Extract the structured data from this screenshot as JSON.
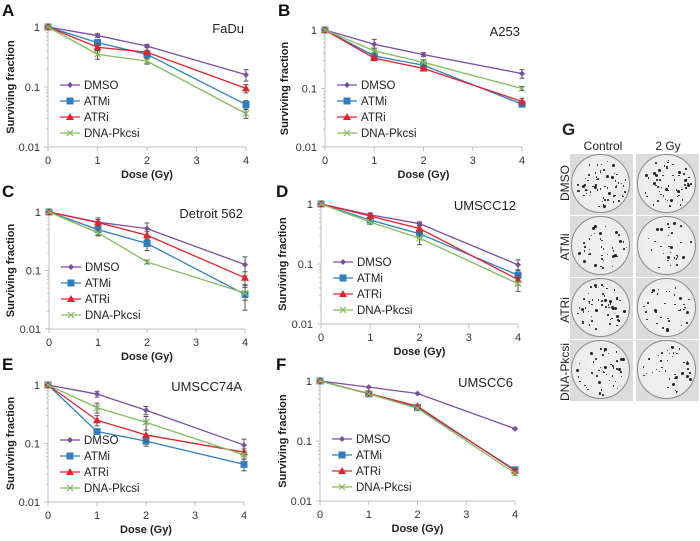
{
  "figure": {
    "ylabel": "Surviving fraction",
    "xlabel": "Dose (Gy)"
  },
  "chart_data": [
    {
      "type": "line",
      "panel": "A",
      "title": "FaDu",
      "xlabel": "Dose (Gy)",
      "ylabel": "Surviving fraction",
      "yscale": "log",
      "xlim": [
        0,
        4
      ],
      "ylim": [
        0.01,
        1
      ],
      "x_ticks": [
        "0",
        "1",
        "2",
        "3",
        "4"
      ],
      "y_ticks": [
        "0.01",
        "0.1",
        "1"
      ],
      "legend_position": "lower-left",
      "x": [
        0,
        1,
        2,
        4
      ],
      "series": [
        {
          "name": "DMSO",
          "color": "#7b4ea3",
          "marker": "diamond",
          "values": [
            1,
            0.72,
            0.48,
            0.16
          ],
          "errors": [
            0,
            0.05,
            0.03,
            0.035
          ]
        },
        {
          "name": "ATMi",
          "color": "#2f7ec1",
          "marker": "square",
          "values": [
            1,
            0.55,
            0.35,
            0.051
          ],
          "errors": [
            0,
            0.05,
            0.04,
            0.008
          ]
        },
        {
          "name": "ATRi",
          "color": "#e3232c",
          "marker": "triangle",
          "values": [
            1,
            0.46,
            0.38,
            0.095
          ],
          "errors": [
            0,
            0.06,
            0.03,
            0.015
          ]
        },
        {
          "name": "DNA-Pkcsi",
          "color": "#82bd5e",
          "marker": "x",
          "values": [
            1,
            0.35,
            0.27,
            0.036
          ],
          "errors": [
            0,
            0.06,
            0.03,
            0.006
          ]
        }
      ]
    },
    {
      "type": "line",
      "panel": "B",
      "title": "A253",
      "xlabel": "Dose (Gy)",
      "ylabel": "Surviving fraction",
      "yscale": "log",
      "xlim": [
        0,
        4
      ],
      "ylim": [
        0.01,
        1
      ],
      "x_ticks": [
        "0",
        "1",
        "2",
        "3",
        "4"
      ],
      "y_ticks": [
        "0.01",
        "0.1",
        "1"
      ],
      "legend_position": "lower-left",
      "x": [
        0,
        1,
        2,
        4
      ],
      "series": [
        {
          "name": "DMSO",
          "color": "#7b4ea3",
          "marker": "diamond",
          "values": [
            1,
            0.57,
            0.38,
            0.18
          ],
          "errors": [
            0,
            0.12,
            0.03,
            0.03
          ]
        },
        {
          "name": "ATMi",
          "color": "#2f7ec1",
          "marker": "square",
          "values": [
            1,
            0.36,
            0.25,
            0.054
          ],
          "errors": [
            0,
            0.03,
            0.02,
            0.005
          ]
        },
        {
          "name": "ATRi",
          "color": "#e3232c",
          "marker": "triangle",
          "values": [
            1,
            0.33,
            0.22,
            0.06
          ],
          "errors": [
            0,
            0.03,
            0.02,
            0.008
          ]
        },
        {
          "name": "DNA-Pkcsi",
          "color": "#82bd5e",
          "marker": "x",
          "values": [
            1,
            0.44,
            0.28,
            0.1
          ],
          "errors": [
            0,
            0.05,
            0.03,
            0.008
          ]
        }
      ]
    },
    {
      "type": "line",
      "panel": "C",
      "title": "Detroit 562",
      "xlabel": "Dose (Gy)",
      "ylabel": "Surviving fraction",
      "yscale": "log",
      "xlim": [
        0,
        4
      ],
      "ylim": [
        0.01,
        1
      ],
      "x_ticks": [
        "0",
        "1",
        "2",
        "3",
        "4"
      ],
      "y_ticks": [
        "0.01",
        "0.1",
        "1"
      ],
      "legend_position": "lower-left",
      "x": [
        0,
        1,
        2,
        4
      ],
      "series": [
        {
          "name": "DMSO",
          "color": "#7b4ea3",
          "marker": "diamond",
          "values": [
            1,
            0.67,
            0.52,
            0.126
          ],
          "errors": [
            0,
            0.12,
            0.13,
            0.045
          ]
        },
        {
          "name": "ATMi",
          "color": "#2f7ec1",
          "marker": "square",
          "values": [
            1,
            0.5,
            0.29,
            0.039
          ],
          "errors": [
            0,
            0.1,
            0.07,
            0.018
          ]
        },
        {
          "name": "ATRi",
          "color": "#e3232c",
          "marker": "triangle",
          "values": [
            1,
            0.66,
            0.4,
            0.075
          ],
          "errors": [
            0,
            0.08,
            0.06,
            0.02
          ]
        },
        {
          "name": "DNA-Pkcsi",
          "color": "#82bd5e",
          "marker": "x",
          "values": [
            1,
            0.44,
            0.14,
            0.041
          ],
          "errors": [
            0,
            0.05,
            0.01,
            0.01
          ]
        }
      ]
    },
    {
      "type": "line",
      "panel": "D",
      "title": "UMSCC12",
      "xlabel": "Dose (Gy)",
      "ylabel": "Surviving fraction",
      "yscale": "log",
      "xlim": [
        0,
        4
      ],
      "ylim": [
        0.01,
        1
      ],
      "x_ticks": [
        "0",
        "1",
        "2",
        "3",
        "4"
      ],
      "y_ticks": [
        "0.01",
        "0.1",
        "1"
      ],
      "legend_position": "lower-left",
      "x": [
        0,
        1,
        2,
        4
      ],
      "series": [
        {
          "name": "DMSO",
          "color": "#7b4ea3",
          "marker": "diamond",
          "values": [
            1,
            0.66,
            0.47,
            0.097
          ],
          "errors": [
            0,
            0.05,
            0.03,
            0.02
          ]
        },
        {
          "name": "ATMi",
          "color": "#2f7ec1",
          "marker": "square",
          "values": [
            1,
            0.54,
            0.32,
            0.065
          ],
          "errors": [
            0,
            0.04,
            0.05,
            0.015
          ]
        },
        {
          "name": "ATRi",
          "color": "#e3232c",
          "marker": "triangle",
          "values": [
            1,
            0.63,
            0.39,
            0.055
          ],
          "errors": [
            0,
            0.05,
            0.04,
            0.01
          ]
        },
        {
          "name": "DNA-Pkcsi",
          "color": "#82bd5e",
          "marker": "x",
          "values": [
            1,
            0.5,
            0.27,
            0.047
          ],
          "errors": [
            0,
            0.04,
            0.06,
            0.012
          ]
        }
      ]
    },
    {
      "type": "line",
      "panel": "E",
      "title": "UMSCC74A",
      "xlabel": "Dose (Gy)",
      "ylabel": "Surviving fraction",
      "yscale": "log",
      "xlim": [
        0,
        4
      ],
      "ylim": [
        0.01,
        1
      ],
      "x_ticks": [
        "0",
        "1",
        "2",
        "3",
        "4"
      ],
      "y_ticks": [
        "0.01",
        "0.1",
        "1"
      ],
      "legend_position": "lower-left",
      "x": [
        0,
        1,
        2,
        4
      ],
      "series": [
        {
          "name": "DMSO",
          "color": "#7b4ea3",
          "marker": "diamond",
          "values": [
            1,
            0.7,
            0.37,
            0.094
          ],
          "errors": [
            0,
            0.08,
            0.06,
            0.025
          ]
        },
        {
          "name": "ATMi",
          "color": "#2f7ec1",
          "marker": "square",
          "values": [
            1,
            0.16,
            0.11,
            0.044
          ],
          "errors": [
            0,
            0.01,
            0.02,
            0.01
          ]
        },
        {
          "name": "ATRi",
          "color": "#e3232c",
          "marker": "triangle",
          "values": [
            1,
            0.25,
            0.14,
            0.071
          ],
          "errors": [
            0,
            0.05,
            0.03,
            0.01
          ]
        },
        {
          "name": "DNA-Pkcsi",
          "color": "#82bd5e",
          "marker": "x",
          "values": [
            1,
            0.41,
            0.23,
            0.064
          ],
          "errors": [
            0,
            0.08,
            0.06,
            0.01
          ]
        }
      ]
    },
    {
      "type": "line",
      "panel": "F",
      "title": "UMSCC6",
      "xlabel": "Dose (Gy)",
      "ylabel": "Surviving fraction",
      "yscale": "log",
      "xlim": [
        0,
        4
      ],
      "ylim": [
        0.01,
        1
      ],
      "x_ticks": [
        "0",
        "1",
        "2",
        "3",
        "4"
      ],
      "y_ticks": [
        "0.01",
        "0.1",
        "1"
      ],
      "legend_position": "lower-left",
      "x": [
        0,
        1,
        2,
        4
      ],
      "series": [
        {
          "name": "DMSO",
          "color": "#7b4ea3",
          "marker": "diamond",
          "values": [
            1,
            0.79,
            0.62,
            0.16
          ],
          "errors": [
            0,
            0.01,
            0.01,
            0.005
          ]
        },
        {
          "name": "ATMi",
          "color": "#2f7ec1",
          "marker": "square",
          "values": [
            1,
            0.61,
            0.36,
            0.033
          ],
          "errors": [
            0,
            0.01,
            0.01,
            0.002
          ]
        },
        {
          "name": "ATRi",
          "color": "#e3232c",
          "marker": "triangle",
          "values": [
            1,
            0.62,
            0.38,
            0.032
          ],
          "errors": [
            0,
            0.01,
            0.01,
            0.002
          ]
        },
        {
          "name": "DNA-Pkcsi",
          "color": "#82bd5e",
          "marker": "x",
          "values": [
            1,
            0.61,
            0.35,
            0.029
          ],
          "errors": [
            0,
            0.01,
            0.01,
            0.002
          ]
        }
      ]
    }
  ],
  "panel_g": {
    "letter": "G",
    "columns": [
      "Control",
      "2 Gy"
    ],
    "rows": [
      "DMSO",
      "ATMi",
      "ATRi",
      "DNA-Pkcsi"
    ],
    "image_description": "Crystal-violet stained colony formation plates"
  }
}
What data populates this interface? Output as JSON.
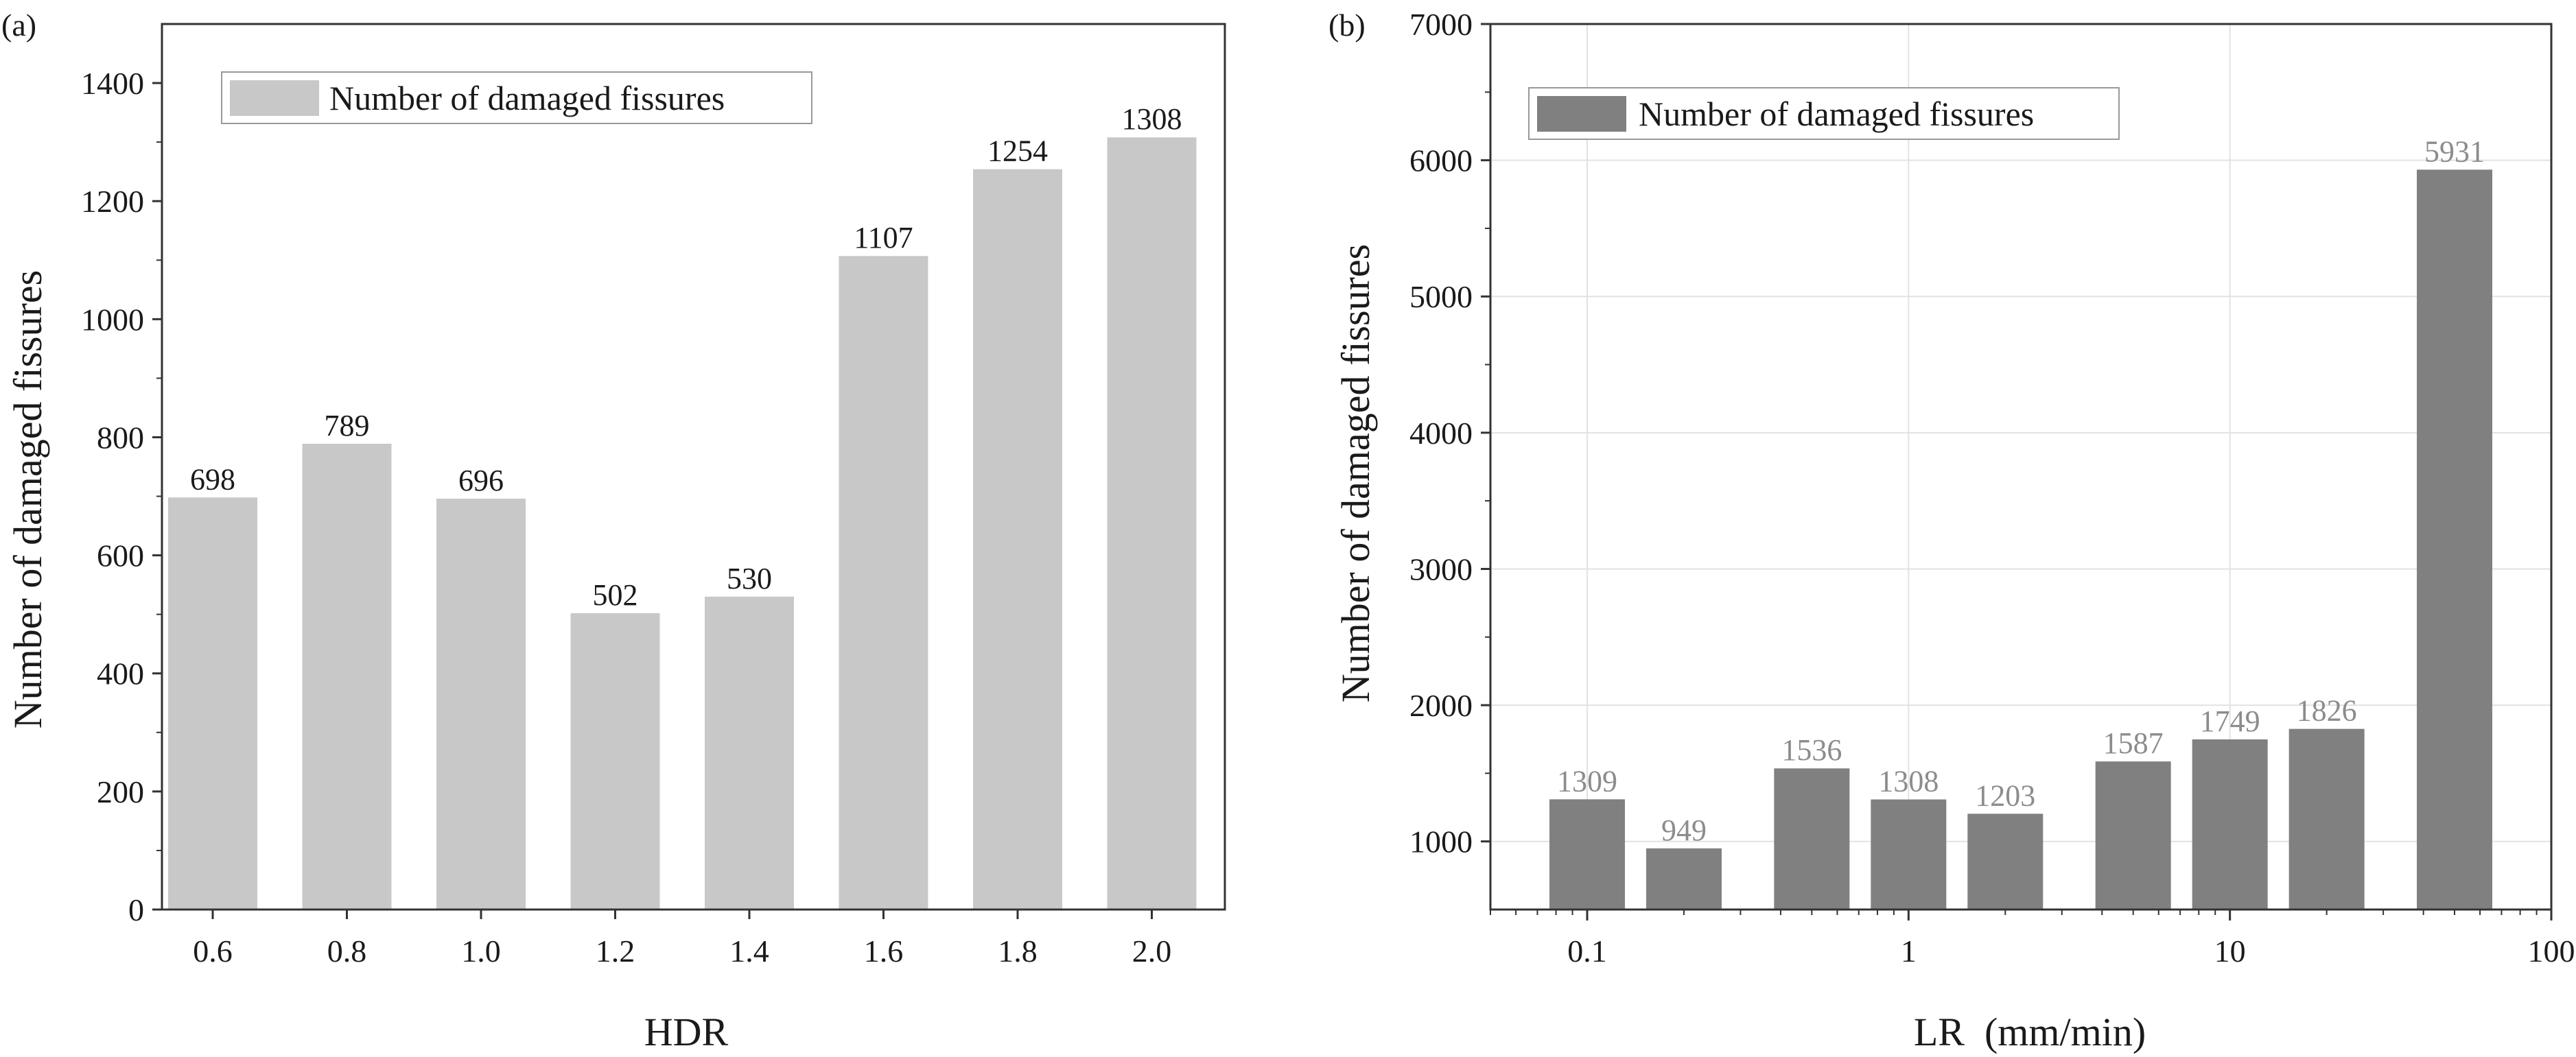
{
  "figure": {
    "panels": [
      "(a)",
      "(b)"
    ]
  },
  "chart_data": [
    {
      "type": "bar",
      "panel": "(a)",
      "title": "",
      "categories": [
        "0.6",
        "0.8",
        "1.0",
        "1.2",
        "1.4",
        "1.6",
        "1.8",
        "2.0"
      ],
      "values": [
        698,
        789,
        696,
        502,
        530,
        1107,
        1254,
        1308
      ],
      "data_labels": [
        "698",
        "789",
        "696",
        "502",
        "530",
        "1107",
        "1254",
        "1308"
      ],
      "xlabel": "HDR",
      "ylabel": "Number of damaged fissures",
      "ylim": [
        0,
        1500
      ],
      "yticks": [
        0,
        200,
        400,
        600,
        800,
        1000,
        1200,
        1400
      ],
      "ytick_labels": [
        "0",
        "200",
        "400",
        "600",
        "800",
        "1000",
        "1200",
        "1400"
      ],
      "legend": [
        {
          "label": "Number of damaged fissures",
          "color": "#c8c8c8"
        }
      ],
      "legend_position": "top-left",
      "bar_color": "#c8c8c8",
      "grid": false
    },
    {
      "type": "bar",
      "panel": "(b)",
      "title": "",
      "x_scale": "log",
      "x": [
        0.1,
        0.2,
        0.5,
        1,
        2,
        5,
        10,
        20,
        50
      ],
      "values": [
        1309,
        949,
        1536,
        1308,
        1203,
        1587,
        1749,
        1826,
        5931
      ],
      "data_labels": [
        "1309",
        "949",
        "1536",
        "1308",
        "1203",
        "1587",
        "1749",
        "1826",
        "5931"
      ],
      "xlabel": "LR  (mm/min)",
      "ylabel": "Number of damaged fissures",
      "xlim": [
        0.05,
        100
      ],
      "xticks": [
        0.1,
        1,
        10,
        100
      ],
      "xtick_labels": [
        "0.1",
        "1",
        "10",
        "100"
      ],
      "ylim": [
        500,
        7000
      ],
      "yticks": [
        1000,
        2000,
        3000,
        4000,
        5000,
        6000,
        7000
      ],
      "ytick_labels": [
        "1000",
        "2000",
        "3000",
        "4000",
        "5000",
        "6000",
        "7000"
      ],
      "legend": [
        {
          "label": "Number of damaged fissures",
          "color": "#808080"
        }
      ],
      "legend_position": "top-left",
      "bar_color": "#808080",
      "grid": true
    }
  ]
}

□ □ □ □ □

From the records above, report the count of lines containing "JSON" and nothing more.

2